§ Fragmento citado:
Derribando la meritocracia
- Florencia Calderon
- 17 jun 2018
- 3 Min. de lectura
Actualizado: 13 feb 2019
“En la calle me recibí en el arte de sobrevivir,
revolviendo basura, juntando lo que este sistema dejo para mi” Attaque 77
El día que se enteraron que ibas a venir, todo cambió para siempre.
Antes de que nazcas, tus papás ya te esperaban con ansias. Habían organizado minuciosamente tu baby shower, porque claramente no podía faltar el tuyo.
Tus papás planearon todo al pie de la letra: hubo una torta hermosa de color celeste, porque como ya todos sabían, ibas a ser bien varón; hubo souvenirs con tu nombre, juegos, masitas decoradas, alfajores de diversos sabores y muchas cosas más. Te iban a llamar Damián.
Cuando naciste, tu mamá quedó internada en una de las clínicas privadas más prestigiosas de la ciudad, el trato de los médicos era acorde al pago realizado para ser atendido; y luego, como eras el primer varón te vinieron a conocer familiares de todos lados.
A medida que fueron pasando los años creciste rodeado de amor, afecto y muchas actividades: hiciste natación, piano y estudiaste inglés hasta aprender a hablarlo como un nativo, porque vos sí naciste para ser siempre el mejor, o al menos eso te hicieron creer.
El transcurso de tu primaria, secundaria y universidad, fue en las mejores instituciones privadas, donde ni un paro ni una lluvia podía interrumpir tus actividades, porque como todos sabemos, el que en verdad quiere, puede, y vos pudiste. Comenzaste a trabajar ya recibido y emprendiste a alcanzar tus sueños: pudiste viajar por el mundo, tus padres te regalaron tu primer auto y vos lograste comprarte una casa con mucho esfuerzo y trabajo. Hasta que un día conociste a Marcos.
Marcos tiene diez años, y su vida en cambio no fue tan propicia. Su mirada transmite tranquilidad y un poco de vergüenza también; viste un jean, una remera de Dragon Ball Z y unas ojotas que dejan al descubierto sus andanzas a tan corta edad. En vez de jugar y estudiar, como todo niño de su edad, tuvo que salir a vender bolas de fraile para poder comer y aprender. El Estado se olvidó de Marcos y de otros niños y niñas como él. El Estado le dio la espalda, no le garantiza el acceso a la educación. El Estado le dio la espalda a sus padres también ya que no le puede asegurar un trabajo digno en condiciones salubres. El Estado se olvidó de un gran porcentaje de la sociedad, pero después viene alguien como Damián a festejar que Marcos, como él, también se esfuerza para tener un futuro en prosperas condiciones.

§ Objetivo de la tarea:
Según el texto sobre la meritocracia, ¿qué tuvo que salir a vender Marcos para poder comer y aprender? Responde, por favor, en pocas palabras.

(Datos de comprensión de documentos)
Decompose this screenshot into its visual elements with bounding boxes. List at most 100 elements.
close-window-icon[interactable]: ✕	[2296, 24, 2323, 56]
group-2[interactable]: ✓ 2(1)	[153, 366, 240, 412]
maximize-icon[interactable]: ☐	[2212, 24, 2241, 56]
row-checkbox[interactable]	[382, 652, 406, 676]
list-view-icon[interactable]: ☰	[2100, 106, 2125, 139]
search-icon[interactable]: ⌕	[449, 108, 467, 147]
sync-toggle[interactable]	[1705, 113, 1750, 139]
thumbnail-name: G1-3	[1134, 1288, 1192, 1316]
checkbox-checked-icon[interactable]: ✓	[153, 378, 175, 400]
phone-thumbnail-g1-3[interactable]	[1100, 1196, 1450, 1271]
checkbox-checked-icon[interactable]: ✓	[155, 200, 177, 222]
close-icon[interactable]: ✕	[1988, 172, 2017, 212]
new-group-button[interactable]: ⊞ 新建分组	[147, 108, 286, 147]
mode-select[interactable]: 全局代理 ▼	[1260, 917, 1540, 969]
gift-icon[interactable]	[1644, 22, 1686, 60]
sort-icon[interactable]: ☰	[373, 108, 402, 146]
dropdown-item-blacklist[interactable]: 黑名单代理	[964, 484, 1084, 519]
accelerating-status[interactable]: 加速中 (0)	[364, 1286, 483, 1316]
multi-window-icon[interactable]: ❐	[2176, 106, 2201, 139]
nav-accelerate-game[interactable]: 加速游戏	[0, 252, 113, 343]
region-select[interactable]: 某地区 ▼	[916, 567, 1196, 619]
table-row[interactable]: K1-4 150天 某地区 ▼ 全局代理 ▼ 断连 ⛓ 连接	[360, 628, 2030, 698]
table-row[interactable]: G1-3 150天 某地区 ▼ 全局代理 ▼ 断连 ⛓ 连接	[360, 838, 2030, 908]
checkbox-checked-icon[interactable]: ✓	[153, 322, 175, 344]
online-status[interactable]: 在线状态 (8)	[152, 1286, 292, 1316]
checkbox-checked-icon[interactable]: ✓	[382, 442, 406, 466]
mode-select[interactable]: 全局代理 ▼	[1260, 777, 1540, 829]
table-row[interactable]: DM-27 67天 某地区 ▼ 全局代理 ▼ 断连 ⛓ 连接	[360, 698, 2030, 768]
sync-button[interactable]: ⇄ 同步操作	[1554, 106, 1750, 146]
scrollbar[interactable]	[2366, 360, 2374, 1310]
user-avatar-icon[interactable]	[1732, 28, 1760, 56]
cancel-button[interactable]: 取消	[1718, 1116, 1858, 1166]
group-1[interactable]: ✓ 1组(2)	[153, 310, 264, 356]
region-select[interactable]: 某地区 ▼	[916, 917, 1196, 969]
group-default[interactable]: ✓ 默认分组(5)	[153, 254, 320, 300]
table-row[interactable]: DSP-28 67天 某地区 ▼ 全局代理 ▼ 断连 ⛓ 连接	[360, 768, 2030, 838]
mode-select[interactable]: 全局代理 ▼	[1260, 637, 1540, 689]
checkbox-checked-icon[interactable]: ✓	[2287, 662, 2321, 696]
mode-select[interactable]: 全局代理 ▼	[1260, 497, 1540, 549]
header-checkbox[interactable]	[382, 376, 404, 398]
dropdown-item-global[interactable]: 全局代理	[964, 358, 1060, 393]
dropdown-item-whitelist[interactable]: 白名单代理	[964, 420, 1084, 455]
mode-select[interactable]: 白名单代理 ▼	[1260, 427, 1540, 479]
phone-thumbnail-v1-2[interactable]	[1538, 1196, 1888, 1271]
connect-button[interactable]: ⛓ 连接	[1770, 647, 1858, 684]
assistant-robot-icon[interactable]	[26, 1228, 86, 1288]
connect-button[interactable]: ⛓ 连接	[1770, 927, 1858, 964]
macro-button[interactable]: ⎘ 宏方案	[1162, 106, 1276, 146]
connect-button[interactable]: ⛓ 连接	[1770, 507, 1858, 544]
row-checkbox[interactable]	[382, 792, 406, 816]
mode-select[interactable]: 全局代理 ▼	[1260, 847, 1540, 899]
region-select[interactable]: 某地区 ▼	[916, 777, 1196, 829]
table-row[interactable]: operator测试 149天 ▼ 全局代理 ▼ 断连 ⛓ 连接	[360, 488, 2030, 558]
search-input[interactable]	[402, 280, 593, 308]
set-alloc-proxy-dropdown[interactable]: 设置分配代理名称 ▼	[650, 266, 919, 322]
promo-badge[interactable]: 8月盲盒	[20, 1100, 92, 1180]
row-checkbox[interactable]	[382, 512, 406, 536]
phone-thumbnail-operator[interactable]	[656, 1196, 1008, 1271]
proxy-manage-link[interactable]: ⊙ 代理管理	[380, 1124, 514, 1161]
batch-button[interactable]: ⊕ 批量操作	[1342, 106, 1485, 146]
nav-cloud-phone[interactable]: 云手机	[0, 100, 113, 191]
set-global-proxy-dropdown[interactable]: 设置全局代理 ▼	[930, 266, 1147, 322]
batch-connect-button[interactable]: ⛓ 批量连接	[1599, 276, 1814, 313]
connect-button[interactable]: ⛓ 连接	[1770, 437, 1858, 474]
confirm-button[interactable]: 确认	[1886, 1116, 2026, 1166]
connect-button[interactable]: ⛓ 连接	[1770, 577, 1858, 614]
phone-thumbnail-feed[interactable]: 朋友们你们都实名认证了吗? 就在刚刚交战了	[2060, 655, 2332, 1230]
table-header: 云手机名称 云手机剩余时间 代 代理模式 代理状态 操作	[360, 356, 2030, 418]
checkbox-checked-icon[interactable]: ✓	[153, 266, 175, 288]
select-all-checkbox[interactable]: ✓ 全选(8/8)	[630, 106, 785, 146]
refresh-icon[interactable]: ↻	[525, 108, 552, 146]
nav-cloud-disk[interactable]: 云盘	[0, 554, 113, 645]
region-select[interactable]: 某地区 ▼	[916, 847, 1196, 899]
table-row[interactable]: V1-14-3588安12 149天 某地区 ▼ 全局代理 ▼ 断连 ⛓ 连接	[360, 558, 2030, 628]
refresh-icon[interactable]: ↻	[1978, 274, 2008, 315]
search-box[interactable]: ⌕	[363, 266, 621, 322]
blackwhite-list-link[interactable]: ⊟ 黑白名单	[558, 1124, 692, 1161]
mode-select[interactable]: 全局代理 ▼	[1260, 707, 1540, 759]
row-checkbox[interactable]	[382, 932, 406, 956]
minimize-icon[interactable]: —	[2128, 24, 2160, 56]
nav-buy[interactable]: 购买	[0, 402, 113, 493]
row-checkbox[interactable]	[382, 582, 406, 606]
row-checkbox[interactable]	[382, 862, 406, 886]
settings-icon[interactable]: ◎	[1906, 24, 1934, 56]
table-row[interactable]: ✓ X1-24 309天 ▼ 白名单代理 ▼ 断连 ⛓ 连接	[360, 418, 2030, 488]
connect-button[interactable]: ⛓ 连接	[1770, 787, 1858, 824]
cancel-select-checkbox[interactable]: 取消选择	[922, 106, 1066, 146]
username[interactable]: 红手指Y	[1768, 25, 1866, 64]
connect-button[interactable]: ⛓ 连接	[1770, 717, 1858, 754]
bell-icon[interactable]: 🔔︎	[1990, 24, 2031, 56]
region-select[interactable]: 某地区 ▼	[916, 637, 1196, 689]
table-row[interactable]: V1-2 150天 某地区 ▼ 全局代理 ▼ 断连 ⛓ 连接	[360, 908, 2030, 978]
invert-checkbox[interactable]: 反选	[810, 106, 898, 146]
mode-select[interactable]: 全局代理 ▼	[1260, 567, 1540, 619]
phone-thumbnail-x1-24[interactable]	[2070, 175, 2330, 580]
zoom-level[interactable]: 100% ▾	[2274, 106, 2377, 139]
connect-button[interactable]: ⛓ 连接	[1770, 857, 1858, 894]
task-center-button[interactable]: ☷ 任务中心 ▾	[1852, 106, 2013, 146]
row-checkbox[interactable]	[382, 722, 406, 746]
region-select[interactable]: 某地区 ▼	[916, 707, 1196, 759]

§ Respuesta del ejercicio:
Bolas de fraile.